» **PROBLEM DESCRIPTION**
The listing below is to be output in its exact form.

» **SUPPLIED MATERIAL**
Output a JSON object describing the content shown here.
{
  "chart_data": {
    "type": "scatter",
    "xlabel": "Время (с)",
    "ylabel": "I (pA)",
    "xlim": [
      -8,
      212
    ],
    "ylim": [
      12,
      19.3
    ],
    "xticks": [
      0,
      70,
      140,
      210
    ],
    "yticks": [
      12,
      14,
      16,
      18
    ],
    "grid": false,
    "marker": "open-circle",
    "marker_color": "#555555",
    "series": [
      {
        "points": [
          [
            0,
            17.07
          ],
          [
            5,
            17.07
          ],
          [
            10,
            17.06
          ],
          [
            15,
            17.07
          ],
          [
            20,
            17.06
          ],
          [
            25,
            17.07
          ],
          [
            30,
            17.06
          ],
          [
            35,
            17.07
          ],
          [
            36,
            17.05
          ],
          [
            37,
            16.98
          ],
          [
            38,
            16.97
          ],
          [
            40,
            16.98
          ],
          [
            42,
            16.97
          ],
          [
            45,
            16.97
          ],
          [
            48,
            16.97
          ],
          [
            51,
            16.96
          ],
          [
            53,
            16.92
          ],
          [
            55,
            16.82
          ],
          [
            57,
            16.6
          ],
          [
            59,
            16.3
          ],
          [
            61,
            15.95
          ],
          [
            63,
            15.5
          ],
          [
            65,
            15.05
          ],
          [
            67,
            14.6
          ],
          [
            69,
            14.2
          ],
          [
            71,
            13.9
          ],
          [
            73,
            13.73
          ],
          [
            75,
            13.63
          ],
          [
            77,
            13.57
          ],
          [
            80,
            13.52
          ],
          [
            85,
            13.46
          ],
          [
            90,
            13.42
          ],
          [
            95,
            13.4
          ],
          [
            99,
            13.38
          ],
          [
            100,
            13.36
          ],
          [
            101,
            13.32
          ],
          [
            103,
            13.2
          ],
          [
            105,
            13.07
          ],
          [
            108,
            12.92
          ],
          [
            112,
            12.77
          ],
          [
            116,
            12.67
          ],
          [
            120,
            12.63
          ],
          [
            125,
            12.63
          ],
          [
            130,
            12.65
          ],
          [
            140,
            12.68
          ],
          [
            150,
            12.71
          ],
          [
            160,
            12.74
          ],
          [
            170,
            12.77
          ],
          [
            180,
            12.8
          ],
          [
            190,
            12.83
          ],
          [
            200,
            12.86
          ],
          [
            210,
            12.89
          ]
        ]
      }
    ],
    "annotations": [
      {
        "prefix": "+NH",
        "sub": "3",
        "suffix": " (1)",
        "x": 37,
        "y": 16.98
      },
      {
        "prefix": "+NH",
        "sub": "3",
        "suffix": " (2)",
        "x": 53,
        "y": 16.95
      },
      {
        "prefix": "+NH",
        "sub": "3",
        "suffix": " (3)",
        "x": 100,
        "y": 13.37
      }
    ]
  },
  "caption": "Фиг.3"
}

» **OUTPUT BELOW**
Output a JSON object describing the content shown here.
{
  "chart_data": {
    "type": "scatter",
    "xlabel": "Время (с)",
    "ylabel": "I (pA)",
    "xlim": [
      -8,
      212
    ],
    "ylim": [
      12,
      19.3
    ],
    "xticks": [
      0,
      70,
      140,
      210
    ],
    "yticks": [
      12,
      14,
      16,
      18
    ],
    "grid": false,
    "marker": "open-circle",
    "marker_color": "#555555",
    "series": [
      {
        "points": [
          [
            0,
            17.07
          ],
          [
            5,
            17.07
          ],
          [
            10,
            17.06
          ],
          [
            15,
            17.07
          ],
          [
            20,
            17.06
          ],
          [
            25,
            17.07
          ],
          [
            30,
            17.06
          ],
          [
            35,
            17.07
          ],
          [
            36,
            17.05
          ],
          [
            37,
            16.98
          ],
          [
            38,
            16.97
          ],
          [
            40,
            16.98
          ],
          [
            42,
            16.97
          ],
          [
            45,
            16.97
          ],
          [
            48,
            16.97
          ],
          [
            51,
            16.96
          ],
          [
            53,
            16.92
          ],
          [
            55,
            16.82
          ],
          [
            57,
            16.6
          ],
          [
            59,
            16.3
          ],
          [
            61,
            15.95
          ],
          [
            63,
            15.5
          ],
          [
            65,
            15.05
          ],
          [
            67,
            14.6
          ],
          [
            69,
            14.2
          ],
          [
            71,
            13.9
          ],
          [
            73,
            13.73
          ],
          [
            75,
            13.63
          ],
          [
            77,
            13.57
          ],
          [
            80,
            13.52
          ],
          [
            85,
            13.46
          ],
          [
            90,
            13.42
          ],
          [
            95,
            13.4
          ],
          [
            99,
            13.38
          ],
          [
            100,
            13.36
          ],
          [
            101,
            13.32
          ],
          [
            103,
            13.2
          ],
          [
            105,
            13.07
          ],
          [
            108,
            12.92
          ],
          [
            112,
            12.77
          ],
          [
            116,
            12.67
          ],
          [
            120,
            12.63
          ],
          [
            125,
            12.63
          ],
          [
            130,
            12.65
          ],
          [
            140,
            12.68
          ],
          [
            150,
            12.71
          ],
          [
            160,
            12.74
          ],
          [
            170,
            12.77
          ],
          [
            180,
            12.8
          ],
          [
            190,
            12.83
          ],
          [
            200,
            12.86
          ],
          [
            210,
            12.89
          ]
        ]
      }
    ],
    "annotations": [
      {
        "prefix": "+NH",
        "sub": "3",
        "suffix": " (1)",
        "x": 37,
        "y": 16.98
      },
      {
        "prefix": "+NH",
        "sub": "3",
        "suffix": " (2)",
        "x": 53,
        "y": 16.95
      },
      {
        "prefix": "+NH",
        "sub": "3",
        "suffix": " (3)",
        "x": 100,
        "y": 13.37
      }
    ]
  },
  "caption": "Фиг.3"
}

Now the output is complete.